Supplied material =
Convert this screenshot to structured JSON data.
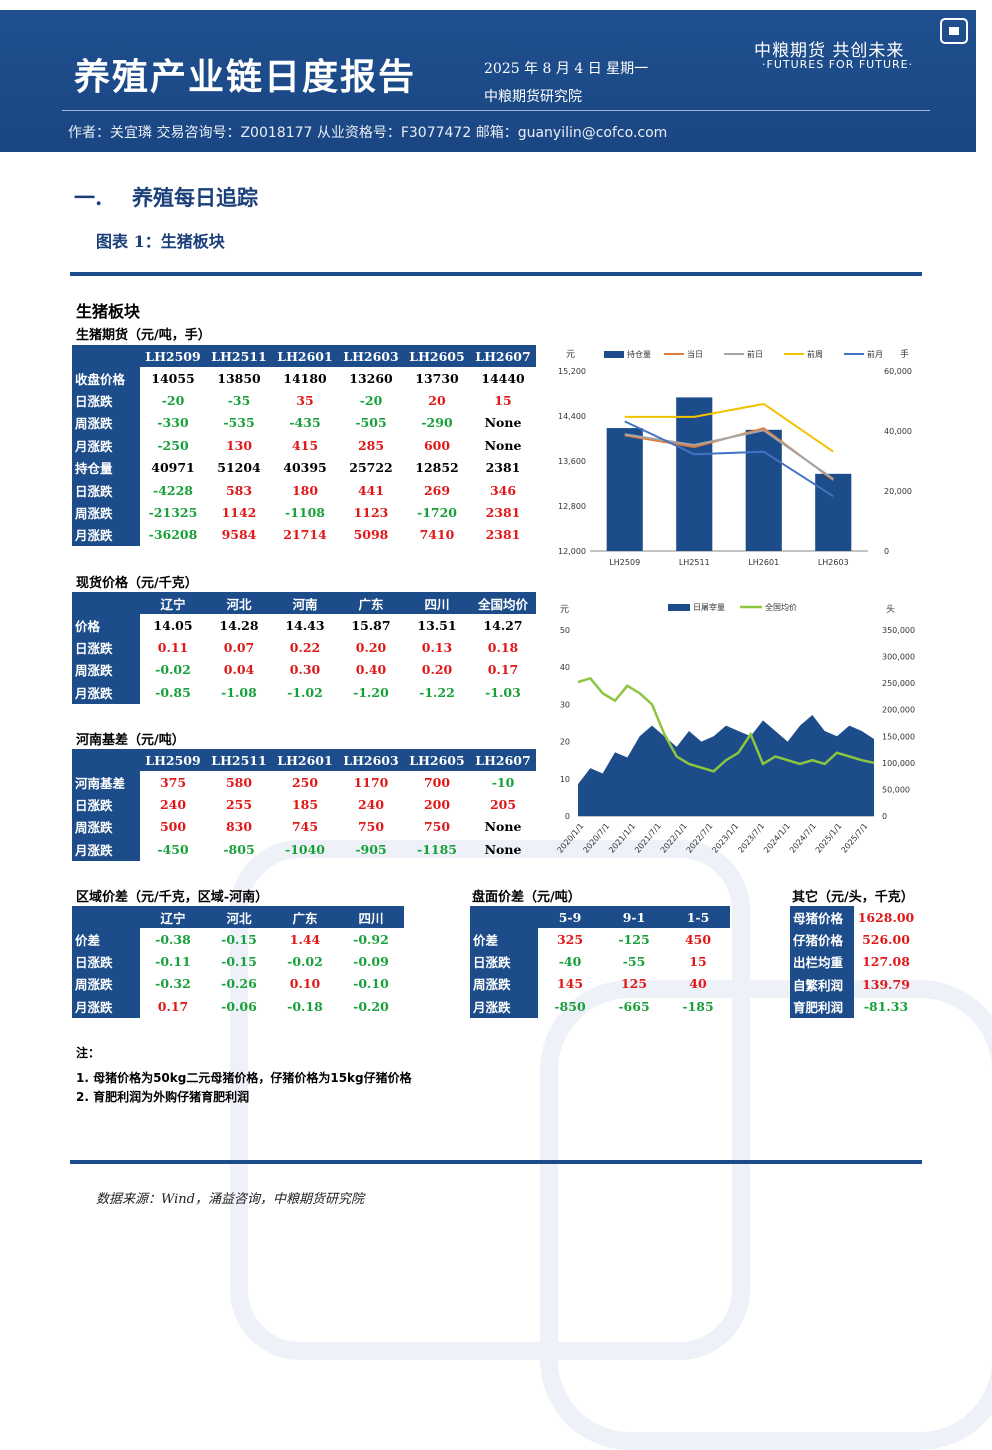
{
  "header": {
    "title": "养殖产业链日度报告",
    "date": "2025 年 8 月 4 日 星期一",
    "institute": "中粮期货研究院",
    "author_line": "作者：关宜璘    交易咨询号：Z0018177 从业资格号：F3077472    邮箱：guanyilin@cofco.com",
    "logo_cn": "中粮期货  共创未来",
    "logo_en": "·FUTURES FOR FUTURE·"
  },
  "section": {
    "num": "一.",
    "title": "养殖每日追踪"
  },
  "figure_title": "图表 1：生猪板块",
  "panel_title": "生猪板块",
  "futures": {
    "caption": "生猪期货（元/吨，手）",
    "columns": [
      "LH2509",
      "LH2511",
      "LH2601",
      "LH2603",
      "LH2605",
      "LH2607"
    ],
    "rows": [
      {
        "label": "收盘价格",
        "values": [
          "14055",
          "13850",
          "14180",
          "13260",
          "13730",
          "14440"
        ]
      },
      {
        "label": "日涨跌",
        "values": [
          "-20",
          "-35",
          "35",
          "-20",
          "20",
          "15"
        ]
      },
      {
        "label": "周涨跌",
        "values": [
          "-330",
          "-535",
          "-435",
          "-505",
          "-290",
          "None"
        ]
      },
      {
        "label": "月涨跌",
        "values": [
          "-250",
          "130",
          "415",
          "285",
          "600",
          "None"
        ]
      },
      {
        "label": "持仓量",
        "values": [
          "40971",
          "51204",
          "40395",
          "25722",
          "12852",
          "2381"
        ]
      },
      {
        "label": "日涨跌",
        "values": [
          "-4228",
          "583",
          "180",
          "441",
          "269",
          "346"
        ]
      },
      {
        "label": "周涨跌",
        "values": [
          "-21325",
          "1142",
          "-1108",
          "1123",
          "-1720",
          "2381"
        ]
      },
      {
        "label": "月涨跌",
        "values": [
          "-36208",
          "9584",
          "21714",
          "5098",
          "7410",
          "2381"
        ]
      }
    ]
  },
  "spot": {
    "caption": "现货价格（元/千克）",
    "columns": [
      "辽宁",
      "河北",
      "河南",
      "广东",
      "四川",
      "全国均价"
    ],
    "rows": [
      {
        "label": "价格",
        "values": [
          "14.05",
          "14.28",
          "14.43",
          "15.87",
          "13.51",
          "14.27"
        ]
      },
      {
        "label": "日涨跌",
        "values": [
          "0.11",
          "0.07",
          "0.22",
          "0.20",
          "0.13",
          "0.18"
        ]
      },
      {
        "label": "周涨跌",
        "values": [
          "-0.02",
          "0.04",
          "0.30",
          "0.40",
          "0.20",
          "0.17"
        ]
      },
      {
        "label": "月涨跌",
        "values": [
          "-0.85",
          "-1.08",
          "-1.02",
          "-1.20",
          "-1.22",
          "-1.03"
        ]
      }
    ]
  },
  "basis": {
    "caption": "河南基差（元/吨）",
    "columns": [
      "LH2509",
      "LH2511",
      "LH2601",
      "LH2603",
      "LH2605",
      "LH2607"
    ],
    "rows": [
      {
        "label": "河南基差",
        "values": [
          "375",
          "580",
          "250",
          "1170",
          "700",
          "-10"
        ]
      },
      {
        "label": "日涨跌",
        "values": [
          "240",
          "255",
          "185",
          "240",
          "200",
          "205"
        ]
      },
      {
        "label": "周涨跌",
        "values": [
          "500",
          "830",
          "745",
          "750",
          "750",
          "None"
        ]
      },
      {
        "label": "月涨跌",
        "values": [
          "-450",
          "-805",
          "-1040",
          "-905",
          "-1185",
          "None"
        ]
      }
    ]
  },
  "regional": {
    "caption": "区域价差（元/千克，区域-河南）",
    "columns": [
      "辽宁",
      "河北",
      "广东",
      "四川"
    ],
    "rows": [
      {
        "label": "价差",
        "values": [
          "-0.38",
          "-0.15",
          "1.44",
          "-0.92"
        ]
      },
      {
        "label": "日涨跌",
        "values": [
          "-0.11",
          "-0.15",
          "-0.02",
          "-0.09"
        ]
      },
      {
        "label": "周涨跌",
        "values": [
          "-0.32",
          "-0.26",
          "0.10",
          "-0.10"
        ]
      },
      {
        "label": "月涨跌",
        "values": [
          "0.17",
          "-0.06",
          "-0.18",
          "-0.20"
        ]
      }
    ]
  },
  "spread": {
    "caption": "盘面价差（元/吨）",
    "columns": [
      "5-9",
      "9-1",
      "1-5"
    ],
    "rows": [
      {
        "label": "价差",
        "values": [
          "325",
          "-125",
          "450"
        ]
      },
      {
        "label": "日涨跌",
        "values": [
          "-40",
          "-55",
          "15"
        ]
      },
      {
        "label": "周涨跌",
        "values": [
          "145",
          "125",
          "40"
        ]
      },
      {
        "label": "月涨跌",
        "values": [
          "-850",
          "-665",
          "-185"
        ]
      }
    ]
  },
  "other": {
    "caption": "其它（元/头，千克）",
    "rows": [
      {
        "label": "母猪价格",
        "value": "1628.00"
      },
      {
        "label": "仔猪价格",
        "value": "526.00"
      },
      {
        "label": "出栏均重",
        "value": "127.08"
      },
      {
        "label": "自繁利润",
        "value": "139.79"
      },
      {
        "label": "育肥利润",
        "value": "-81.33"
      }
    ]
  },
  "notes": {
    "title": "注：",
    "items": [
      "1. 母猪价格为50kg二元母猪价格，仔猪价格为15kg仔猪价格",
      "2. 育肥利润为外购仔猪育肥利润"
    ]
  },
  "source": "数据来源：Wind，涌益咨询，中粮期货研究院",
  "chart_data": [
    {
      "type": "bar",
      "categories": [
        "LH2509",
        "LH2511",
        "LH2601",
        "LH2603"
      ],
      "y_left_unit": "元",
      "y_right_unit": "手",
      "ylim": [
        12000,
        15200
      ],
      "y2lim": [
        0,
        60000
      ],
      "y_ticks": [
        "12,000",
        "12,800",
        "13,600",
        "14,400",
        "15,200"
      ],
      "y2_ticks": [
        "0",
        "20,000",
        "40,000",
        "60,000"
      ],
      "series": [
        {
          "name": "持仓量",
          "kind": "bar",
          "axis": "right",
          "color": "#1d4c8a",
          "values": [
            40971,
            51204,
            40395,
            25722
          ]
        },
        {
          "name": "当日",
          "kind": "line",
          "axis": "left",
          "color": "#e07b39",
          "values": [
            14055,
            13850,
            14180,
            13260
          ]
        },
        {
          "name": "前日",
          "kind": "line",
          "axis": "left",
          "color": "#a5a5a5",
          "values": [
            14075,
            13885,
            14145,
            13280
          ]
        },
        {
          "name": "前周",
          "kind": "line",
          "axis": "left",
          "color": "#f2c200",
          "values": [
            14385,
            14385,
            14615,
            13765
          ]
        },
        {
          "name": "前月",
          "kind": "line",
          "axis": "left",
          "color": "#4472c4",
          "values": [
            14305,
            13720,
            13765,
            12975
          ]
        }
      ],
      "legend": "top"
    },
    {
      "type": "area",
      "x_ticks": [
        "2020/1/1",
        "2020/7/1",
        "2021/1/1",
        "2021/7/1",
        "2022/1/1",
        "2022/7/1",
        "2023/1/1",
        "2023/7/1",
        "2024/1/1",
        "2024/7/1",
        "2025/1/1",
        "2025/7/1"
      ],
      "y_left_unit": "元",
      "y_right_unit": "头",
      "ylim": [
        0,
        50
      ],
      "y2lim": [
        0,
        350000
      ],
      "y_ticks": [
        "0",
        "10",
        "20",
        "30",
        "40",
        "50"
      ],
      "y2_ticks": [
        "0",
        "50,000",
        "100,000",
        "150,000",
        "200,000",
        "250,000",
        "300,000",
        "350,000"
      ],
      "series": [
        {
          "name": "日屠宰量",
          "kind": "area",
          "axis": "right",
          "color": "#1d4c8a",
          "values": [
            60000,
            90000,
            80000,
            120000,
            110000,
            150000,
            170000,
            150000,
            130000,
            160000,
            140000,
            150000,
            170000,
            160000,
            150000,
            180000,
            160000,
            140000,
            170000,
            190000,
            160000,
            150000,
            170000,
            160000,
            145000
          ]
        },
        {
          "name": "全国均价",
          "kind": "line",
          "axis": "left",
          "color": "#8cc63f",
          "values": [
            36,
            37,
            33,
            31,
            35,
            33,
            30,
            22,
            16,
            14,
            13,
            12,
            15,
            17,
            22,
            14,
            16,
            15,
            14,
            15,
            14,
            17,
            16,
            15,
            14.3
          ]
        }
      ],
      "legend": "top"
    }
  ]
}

==

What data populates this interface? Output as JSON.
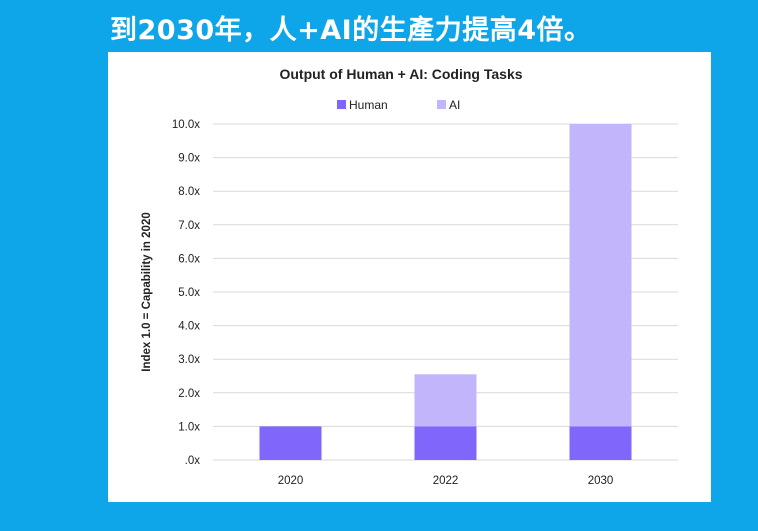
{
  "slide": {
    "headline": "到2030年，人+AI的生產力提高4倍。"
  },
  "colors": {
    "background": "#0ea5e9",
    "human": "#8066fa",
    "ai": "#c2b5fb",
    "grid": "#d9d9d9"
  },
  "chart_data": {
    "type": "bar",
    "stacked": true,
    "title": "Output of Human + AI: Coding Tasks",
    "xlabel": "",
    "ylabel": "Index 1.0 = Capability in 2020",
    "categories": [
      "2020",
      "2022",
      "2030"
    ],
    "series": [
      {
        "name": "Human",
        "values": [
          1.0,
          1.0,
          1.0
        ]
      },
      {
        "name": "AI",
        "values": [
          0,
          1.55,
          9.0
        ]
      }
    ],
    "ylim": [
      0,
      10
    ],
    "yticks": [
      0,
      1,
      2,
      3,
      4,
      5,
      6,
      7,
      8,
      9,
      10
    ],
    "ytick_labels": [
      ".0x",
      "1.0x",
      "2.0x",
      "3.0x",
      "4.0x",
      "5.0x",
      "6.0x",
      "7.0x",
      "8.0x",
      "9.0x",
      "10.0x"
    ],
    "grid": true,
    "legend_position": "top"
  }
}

Task goal = Pull out every line above that holds the word "caption".

Answer below =
    "caption": "生猪期货（元/吨，手）",
    "caption": "现货价格（元/千克）",
    "caption": "河南基差（元/吨）",
    "caption": "区域价差（元/千克，区域-河南）",
    "caption": "盘面价差（元/吨）",
    "caption": "其它（元/头，千克）",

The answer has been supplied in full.